┌─ Exercise material
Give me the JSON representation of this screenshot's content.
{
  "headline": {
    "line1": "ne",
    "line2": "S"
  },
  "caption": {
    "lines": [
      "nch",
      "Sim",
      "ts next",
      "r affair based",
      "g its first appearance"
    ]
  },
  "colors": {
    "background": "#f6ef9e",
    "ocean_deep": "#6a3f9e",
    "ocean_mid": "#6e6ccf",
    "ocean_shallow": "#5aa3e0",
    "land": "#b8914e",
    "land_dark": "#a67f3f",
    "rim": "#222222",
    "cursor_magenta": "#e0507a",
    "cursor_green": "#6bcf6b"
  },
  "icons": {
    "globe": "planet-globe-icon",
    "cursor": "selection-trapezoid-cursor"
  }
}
└─
### Stated problem
Make an exact copy of the records.

### Task response
Give me the JSON representation of this screenshot's content.
{
  "headline": {
    "line1": "ne",
    "line2": "S"
  },
  "caption": {
    "lines": [
      "nch",
      "Sim",
      "ts next",
      "r affair based",
      "g its first appearance"
    ]
  },
  "colors": {
    "background": "#f6ef9e",
    "ocean_deep": "#6a3f9e",
    "ocean_mid": "#6e6ccf",
    "ocean_shallow": "#5aa3e0",
    "land": "#b8914e",
    "land_dark": "#a67f3f",
    "rim": "#222222",
    "cursor_magenta": "#e0507a",
    "cursor_green": "#6bcf6b"
  },
  "icons": {
    "globe": "planet-globe-icon",
    "cursor": "selection-trapezoid-cursor"
  }
}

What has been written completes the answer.